[Items from a dataset]
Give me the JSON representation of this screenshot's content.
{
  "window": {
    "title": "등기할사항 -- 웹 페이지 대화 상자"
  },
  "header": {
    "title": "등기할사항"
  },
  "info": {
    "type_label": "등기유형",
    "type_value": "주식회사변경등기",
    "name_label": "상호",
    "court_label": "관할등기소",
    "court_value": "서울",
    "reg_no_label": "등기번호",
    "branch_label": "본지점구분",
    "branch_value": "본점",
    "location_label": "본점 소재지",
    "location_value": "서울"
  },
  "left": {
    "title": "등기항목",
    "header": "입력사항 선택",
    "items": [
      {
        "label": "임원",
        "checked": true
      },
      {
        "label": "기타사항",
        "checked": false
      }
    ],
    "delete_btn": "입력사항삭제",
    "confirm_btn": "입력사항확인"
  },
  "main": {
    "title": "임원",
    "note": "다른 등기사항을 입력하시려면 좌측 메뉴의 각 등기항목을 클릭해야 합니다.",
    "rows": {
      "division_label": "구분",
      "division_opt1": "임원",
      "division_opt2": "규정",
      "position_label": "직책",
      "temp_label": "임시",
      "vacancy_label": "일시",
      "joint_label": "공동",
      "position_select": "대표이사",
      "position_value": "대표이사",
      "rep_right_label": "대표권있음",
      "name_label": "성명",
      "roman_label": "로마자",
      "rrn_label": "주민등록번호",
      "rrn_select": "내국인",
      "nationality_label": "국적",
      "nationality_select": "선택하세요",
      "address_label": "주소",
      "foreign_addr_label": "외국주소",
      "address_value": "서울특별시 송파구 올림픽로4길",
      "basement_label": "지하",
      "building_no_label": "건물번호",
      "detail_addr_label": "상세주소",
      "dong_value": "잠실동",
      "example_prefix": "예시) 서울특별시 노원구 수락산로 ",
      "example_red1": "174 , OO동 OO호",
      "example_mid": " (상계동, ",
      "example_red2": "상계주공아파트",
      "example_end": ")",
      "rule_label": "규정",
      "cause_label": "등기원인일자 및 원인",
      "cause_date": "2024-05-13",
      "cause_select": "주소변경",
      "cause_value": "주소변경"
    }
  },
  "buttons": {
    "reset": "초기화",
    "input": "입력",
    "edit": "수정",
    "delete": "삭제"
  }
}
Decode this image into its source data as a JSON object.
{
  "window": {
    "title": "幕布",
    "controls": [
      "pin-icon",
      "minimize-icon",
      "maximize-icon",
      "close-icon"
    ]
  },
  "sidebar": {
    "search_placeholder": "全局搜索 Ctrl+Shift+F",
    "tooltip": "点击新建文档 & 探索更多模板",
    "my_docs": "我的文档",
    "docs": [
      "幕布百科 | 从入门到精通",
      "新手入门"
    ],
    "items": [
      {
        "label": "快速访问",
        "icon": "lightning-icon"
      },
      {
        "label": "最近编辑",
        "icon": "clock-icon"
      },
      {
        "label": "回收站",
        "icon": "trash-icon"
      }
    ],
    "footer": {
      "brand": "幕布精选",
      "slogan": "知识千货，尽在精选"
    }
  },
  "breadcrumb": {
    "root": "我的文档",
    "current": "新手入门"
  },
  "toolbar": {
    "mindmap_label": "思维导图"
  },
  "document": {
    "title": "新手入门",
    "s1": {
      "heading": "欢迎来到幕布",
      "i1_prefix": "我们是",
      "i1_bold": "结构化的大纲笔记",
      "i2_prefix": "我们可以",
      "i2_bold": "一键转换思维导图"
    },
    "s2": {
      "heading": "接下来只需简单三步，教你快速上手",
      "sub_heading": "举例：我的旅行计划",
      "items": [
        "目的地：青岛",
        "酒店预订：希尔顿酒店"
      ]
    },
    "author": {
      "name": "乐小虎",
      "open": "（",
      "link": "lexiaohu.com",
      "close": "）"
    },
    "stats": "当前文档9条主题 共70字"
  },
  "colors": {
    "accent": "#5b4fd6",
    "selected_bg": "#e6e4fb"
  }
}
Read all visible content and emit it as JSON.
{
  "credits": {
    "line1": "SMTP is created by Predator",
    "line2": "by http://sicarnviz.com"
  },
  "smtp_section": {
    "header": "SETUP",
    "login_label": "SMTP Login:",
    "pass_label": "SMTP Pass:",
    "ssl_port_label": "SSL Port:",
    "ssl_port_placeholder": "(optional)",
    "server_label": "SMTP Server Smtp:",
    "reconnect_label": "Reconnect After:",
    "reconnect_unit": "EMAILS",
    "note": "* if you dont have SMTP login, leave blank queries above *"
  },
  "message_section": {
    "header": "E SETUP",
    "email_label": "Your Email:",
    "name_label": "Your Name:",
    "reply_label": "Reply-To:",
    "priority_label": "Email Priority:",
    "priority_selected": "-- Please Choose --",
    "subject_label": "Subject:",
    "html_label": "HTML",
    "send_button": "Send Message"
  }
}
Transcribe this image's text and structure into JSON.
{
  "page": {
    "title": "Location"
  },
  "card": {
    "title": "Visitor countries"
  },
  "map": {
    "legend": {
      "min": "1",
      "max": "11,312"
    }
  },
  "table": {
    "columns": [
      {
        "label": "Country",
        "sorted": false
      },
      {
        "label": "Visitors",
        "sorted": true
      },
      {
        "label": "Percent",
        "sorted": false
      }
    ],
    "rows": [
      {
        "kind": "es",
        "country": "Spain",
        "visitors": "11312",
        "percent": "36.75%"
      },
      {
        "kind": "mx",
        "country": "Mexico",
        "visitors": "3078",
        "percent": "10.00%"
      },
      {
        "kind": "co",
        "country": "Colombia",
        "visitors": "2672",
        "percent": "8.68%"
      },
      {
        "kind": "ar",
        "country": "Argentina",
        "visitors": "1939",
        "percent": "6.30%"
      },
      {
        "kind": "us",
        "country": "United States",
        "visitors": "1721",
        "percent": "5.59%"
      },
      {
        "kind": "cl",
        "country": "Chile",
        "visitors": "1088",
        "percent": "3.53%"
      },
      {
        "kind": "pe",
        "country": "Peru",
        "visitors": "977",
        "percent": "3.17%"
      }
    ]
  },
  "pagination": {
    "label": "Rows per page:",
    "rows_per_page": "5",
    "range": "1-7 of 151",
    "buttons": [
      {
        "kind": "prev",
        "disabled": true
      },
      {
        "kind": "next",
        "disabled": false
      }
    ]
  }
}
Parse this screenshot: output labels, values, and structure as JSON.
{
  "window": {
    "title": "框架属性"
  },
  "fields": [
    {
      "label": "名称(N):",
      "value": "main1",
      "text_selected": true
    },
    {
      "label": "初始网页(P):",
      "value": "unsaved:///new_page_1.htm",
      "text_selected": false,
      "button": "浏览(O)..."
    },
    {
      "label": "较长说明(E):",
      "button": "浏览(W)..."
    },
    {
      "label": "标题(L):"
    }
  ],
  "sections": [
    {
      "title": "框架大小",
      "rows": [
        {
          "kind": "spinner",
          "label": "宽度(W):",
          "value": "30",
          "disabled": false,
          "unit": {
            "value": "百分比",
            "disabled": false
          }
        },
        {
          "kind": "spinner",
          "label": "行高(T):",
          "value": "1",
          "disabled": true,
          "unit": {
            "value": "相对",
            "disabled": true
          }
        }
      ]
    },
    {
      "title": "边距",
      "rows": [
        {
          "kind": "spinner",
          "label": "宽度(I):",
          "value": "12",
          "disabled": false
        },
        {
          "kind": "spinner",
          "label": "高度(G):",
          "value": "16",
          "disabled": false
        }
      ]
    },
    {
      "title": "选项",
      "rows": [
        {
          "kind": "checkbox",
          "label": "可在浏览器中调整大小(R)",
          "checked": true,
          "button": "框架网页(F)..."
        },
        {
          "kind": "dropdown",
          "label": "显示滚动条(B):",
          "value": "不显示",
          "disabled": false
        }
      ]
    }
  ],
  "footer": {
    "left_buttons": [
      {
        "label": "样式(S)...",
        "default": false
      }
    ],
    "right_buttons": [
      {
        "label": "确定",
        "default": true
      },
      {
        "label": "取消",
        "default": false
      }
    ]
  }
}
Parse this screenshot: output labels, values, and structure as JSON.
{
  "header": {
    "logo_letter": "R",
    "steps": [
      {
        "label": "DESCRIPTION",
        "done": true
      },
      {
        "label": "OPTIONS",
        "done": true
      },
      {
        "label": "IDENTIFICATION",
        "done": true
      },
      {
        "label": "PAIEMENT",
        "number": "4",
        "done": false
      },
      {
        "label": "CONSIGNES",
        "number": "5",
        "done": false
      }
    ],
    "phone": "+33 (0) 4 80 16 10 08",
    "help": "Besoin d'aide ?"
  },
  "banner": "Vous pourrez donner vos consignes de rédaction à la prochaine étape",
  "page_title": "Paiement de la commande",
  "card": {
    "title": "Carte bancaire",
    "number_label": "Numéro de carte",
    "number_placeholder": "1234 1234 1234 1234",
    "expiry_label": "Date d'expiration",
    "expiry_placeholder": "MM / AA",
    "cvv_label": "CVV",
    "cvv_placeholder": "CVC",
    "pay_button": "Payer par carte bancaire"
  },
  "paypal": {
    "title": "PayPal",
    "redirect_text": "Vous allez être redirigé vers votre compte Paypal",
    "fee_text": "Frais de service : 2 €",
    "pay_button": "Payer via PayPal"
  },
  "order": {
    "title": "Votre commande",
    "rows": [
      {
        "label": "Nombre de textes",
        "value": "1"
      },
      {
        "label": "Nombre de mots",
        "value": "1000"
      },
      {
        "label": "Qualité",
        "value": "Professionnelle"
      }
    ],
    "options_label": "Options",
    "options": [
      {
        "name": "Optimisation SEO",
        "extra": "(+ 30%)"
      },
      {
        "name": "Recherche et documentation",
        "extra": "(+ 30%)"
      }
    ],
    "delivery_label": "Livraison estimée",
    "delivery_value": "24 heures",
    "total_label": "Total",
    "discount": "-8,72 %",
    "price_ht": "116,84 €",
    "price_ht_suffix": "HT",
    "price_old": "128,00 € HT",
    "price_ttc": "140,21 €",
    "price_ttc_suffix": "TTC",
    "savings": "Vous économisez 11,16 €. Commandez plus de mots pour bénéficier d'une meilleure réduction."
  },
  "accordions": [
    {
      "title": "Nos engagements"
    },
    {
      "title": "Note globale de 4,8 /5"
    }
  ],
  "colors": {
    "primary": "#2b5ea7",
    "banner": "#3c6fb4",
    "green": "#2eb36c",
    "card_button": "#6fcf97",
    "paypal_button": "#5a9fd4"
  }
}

Aim = Where a line contains the string "image", extract that line.

Exercise output =
Decode this image into its source data as a JSON object.
Transcribe this image's text and structure into JSON.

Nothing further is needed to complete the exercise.